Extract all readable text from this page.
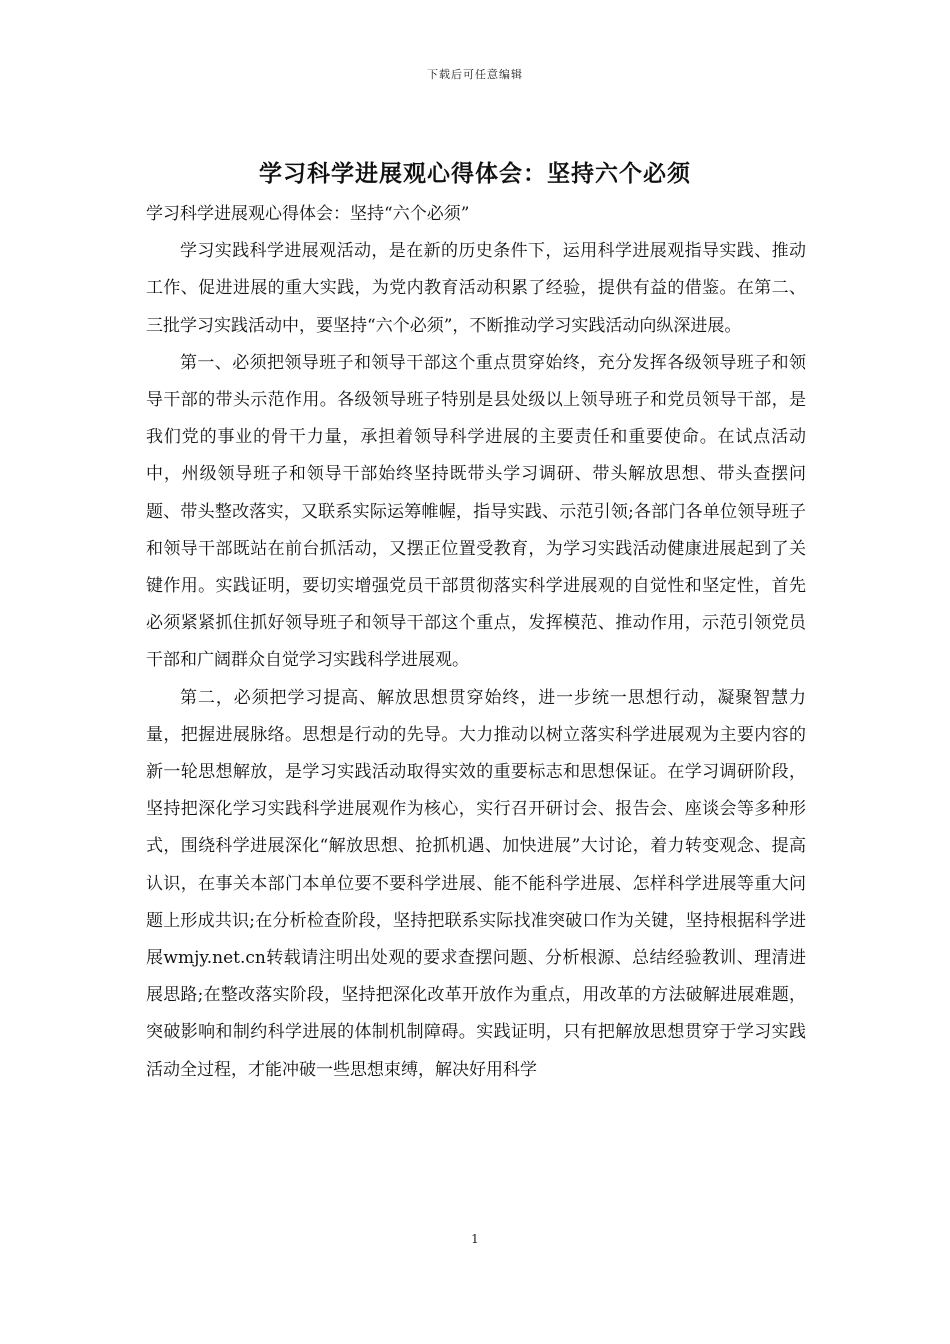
下载后可任意编辑
学习科学进展观心得体会：坚持六个必须

学习科学进展观心得体会：坚持“六个必须”

学习实践科学进展观活动，是在新的历史条件下，运用科学进展观指导实践、推动工作、促进进展的重大实践，为党内教育活动积累了经验，提供有益的借鉴。在第二、三批学习实践活动中，要坚持“六个必须”，不断推动学习实践活动向纵深进展。

第一、必须把领导班子和领导干部这个重点贯穿始终，充分发挥各级领导班子和领导干部的带头示范作用。各级领导班子特别是县处级以上领导班子和党员领导干部，是我们党的事业的骨干力量，承担着领导科学进展的主要责任和重要使命。在试点活动中，州级领导班子和领导干部始终坚持既带头学习调研、带头解放思想、带头查摆问题、带头整改落实，又联系实际运筹帷幄，指导实践、示范引领;各部门各单位领导班子和领导干部既站在前台抓活动，又摆正位置受教育，为学习实践活动健康进展起到了关键作用。实践证明，要切实增强党员干部贯彻落实科学进展观的自觉性和坚定性，首先必须紧紧抓住抓好领导班子和领导干部这个重点，发挥模范、推动作用，示范引领党员干部和广阔群众自觉学习实践科学进展观。

第二，必须把学习提高、解放思想贯穿始终，进一步统一思想行动，凝聚智慧力量，把握进展脉络。思想是行动的先导。大力推动以树立落实科学进展观为主要内容的新一轮思想解放，是学习实践活动取得实效的重要标志和思想保证。在学习调研阶段，坚持把深化学习实践科学进展观作为核心，实行召开研讨会、报告会、座谈会等多种形式，围绕科学进展深化“解放思想、抢抓机遇、加快进展”大讨论，着力转变观念、提高认识，在事关本部门本单位要不要科学进展、能不能科学进展、怎样科学进展等重大问题上形成共识;在分析检查阶段，坚持把联系实际找准突破口作为关键，坚持根据科学进展wmjy.net.cn转载请注明出处观的要求查摆问题、分析根源、总结经验教训、理清进展思路;在整改落实阶段，坚持把深化改革开放作为重点，用改革的方法破解进展难题，突破影响和制约科学进展的体制机制障碍。实践证明，只有把解放思想贯穿于学习实践活动全过程，才能冲破一些思想束缚，解决好用科学

1
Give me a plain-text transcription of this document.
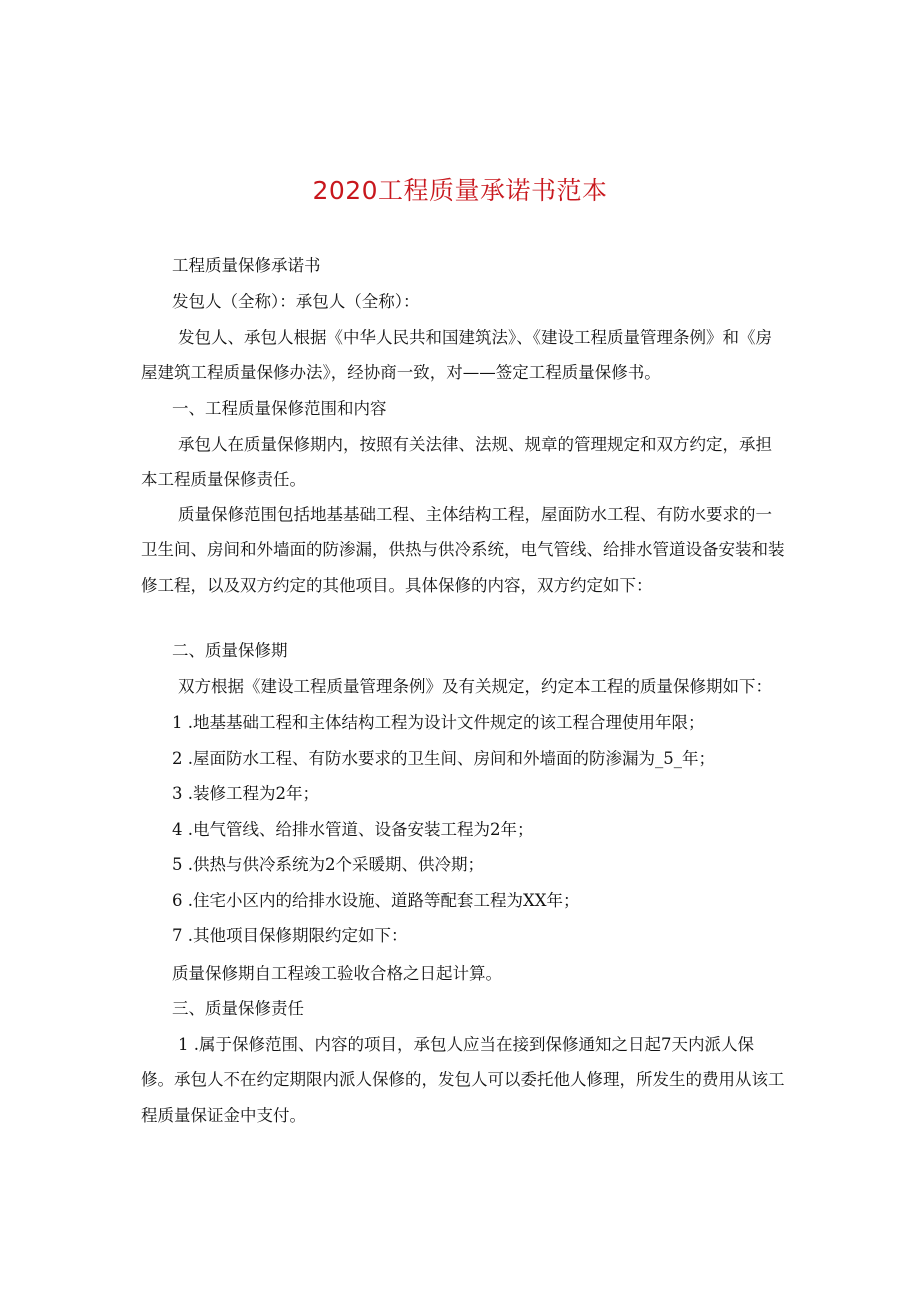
2020工程质量承诺书范本
工程质量保修承诺书
发包人（全称）：承包人（全称）：
发包人、承包人根据《中华人民共和国建筑法》、《建设工程质量管理条例》和《房
屋建筑工程质量保修办法》，经协商一致，对——签定工程质量保修书。
一、工程质量保修范围和内容
承包人在质量保修期内，按照有关法律、法规、规章的管理规定和双方约定，承担
本工程质量保修责任。
质量保修范围包括地基基础工程、主体结构工程，屋面防水工程、有防水要求的一
卫生间、房间和外墙面的防渗漏，供热与供冷系统，电气管线、给排水管道设备安装和装
修工程，以及双方约定的其他项目。具体保修的内容，双方约定如下：
二、质量保修期
双方根据《建设工程质量管理条例》及有关规定，约定本工程的质量保修期如下：
1 .地基基础工程和主体结构工程为设计文件规定的该工程合理使用年限；
2 .屋面防水工程、有防水要求的卫生间、房间和外墙面的防渗漏为_5_年；
3 .装修工程为2年；
4 .电气管线、给排水管道、设备安装工程为2年；
5 .供热与供冷系统为2个采暖期、供冷期；
6 .住宅小区内的给排水设施、道路等配套工程为XX年；
7 .其他项目保修期限约定如下：
质量保修期自工程竣工验收合格之日起计算。
三、质量保修责任
1 .属于保修范围、内容的项目，承包人应当在接到保修通知之日起7天内派人保
修。承包人不在约定期限内派人保修的，发包人可以委托他人修理，所发生的费用从该工
程质量保证金中支付。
▬▬▬▬▬▬▬▬▬▬
* **What is required**
Each record must be quoted in full and exactly. Do not include the pictures.

* **Answer to this exercise**
Extract all readable text from this page.
下载后可任意编辑
学习科学进展观心得体会：坚持六个必须

学习科学进展观心得体会：坚持“六个必须”

学习实践科学进展观活动，是在新的历史条件下，运用科学进展观指导实践、推动工作、促进进展的重大实践，为党内教育活动积累了经验，提供有益的借鉴。在第二、三批学习实践活动中，要坚持“六个必须”，不断推动学习实践活动向纵深进展。

第一、必须把领导班子和领导干部这个重点贯穿始终，充分发挥各级领导班子和领导干部的带头示范作用。各级领导班子特别是县处级以上领导班子和党员领导干部，是我们党的事业的骨干力量，承担着领导科学进展的主要责任和重要使命。在试点活动中，州级领导班子和领导干部始终坚持既带头学习调研、带头解放思想、带头查摆问题、带头整改落实，又联系实际运筹帷幄，指导实践、示范引领;各部门各单位领导班子和领导干部既站在前台抓活动，又摆正位置受教育，为学习实践活动健康进展起到了关键作用。实践证明，要切实增强党员干部贯彻落实科学进展观的自觉性和坚定性，首先必须紧紧抓住抓好领导班子和领导干部这个重点，发挥模范、推动作用，示范引领党员干部和广阔群众自觉学习实践科学进展观。

第二，必须把学习提高、解放思想贯穿始终，进一步统一思想行动，凝聚智慧力量，把握进展脉络。思想是行动的先导。大力推动以树立落实科学进展观为主要内容的新一轮思想解放，是学习实践活动取得实效的重要标志和思想保证。在学习调研阶段，坚持把深化学习实践科学进展观作为核心，实行召开研讨会、报告会、座谈会等多种形式，围绕科学进展深化“解放思想、抢抓机遇、加快进展”大讨论，着力转变观念、提高认识，在事关本部门本单位要不要科学进展、能不能科学进展、怎样科学进展等重大问题上形成共识;在分析检查阶段，坚持把联系实际找准突破口作为关键，坚持根据科学进展wmjy.net.cn转载请注明出处观的要求查摆问题、分析根源、总结经验教训、理清进展思路;在整改落实阶段，坚持把深化改革开放作为重点，用改革的方法破解进展难题，突破影响和制约科学进展的体制机制障碍。实践证明，只有把解放思想贯穿于学习实践活动全过程，才能冲破一些思想束缚，解决好用科学

1
Give me a plain-text transcription of this document.
2020工程质量承诺书范本
工程质量保修承诺书
发包人（全称）：承包人（全称）：
发包人、承包人根据《中华人民共和国建筑法》、《建设工程质量管理条例》和《房
屋建筑工程质量保修办法》，经协商一致，对——签定工程质量保修书。
一、工程质量保修范围和内容
承包人在质量保修期内，按照有关法律、法规、规章的管理规定和双方约定，承担
本工程质量保修责任。
质量保修范围包括地基基础工程、主体结构工程，屋面防水工程、有防水要求的一
卫生间、房间和外墙面的防渗漏，供热与供冷系统，电气管线、给排水管道设备安装和装
修工程，以及双方约定的其他项目。具体保修的内容，双方约定如下：
二、质量保修期
双方根据《建设工程质量管理条例》及有关规定，约定本工程的质量保修期如下：
1 .地基基础工程和主体结构工程为设计文件规定的该工程合理使用年限；
2 .屋面防水工程、有防水要求的卫生间、房间和外墙面的防渗漏为_5_年；
3 .装修工程为2年；
4 .电气管线、给排水管道、设备安装工程为2年；
5 .供热与供冷系统为2个采暖期、供冷期；
6 .住宅小区内的给排水设施、道路等配套工程为XX年；
7 .其他项目保修期限约定如下：
质量保修期自工程竣工验收合格之日起计算。
三、质量保修责任
1 .属于保修范围、内容的项目，承包人应当在接到保修通知之日起7天内派人保
修。承包人不在约定期限内派人保修的，发包人可以委托他人修理，所发生的费用从该工
程质量保证金中支付。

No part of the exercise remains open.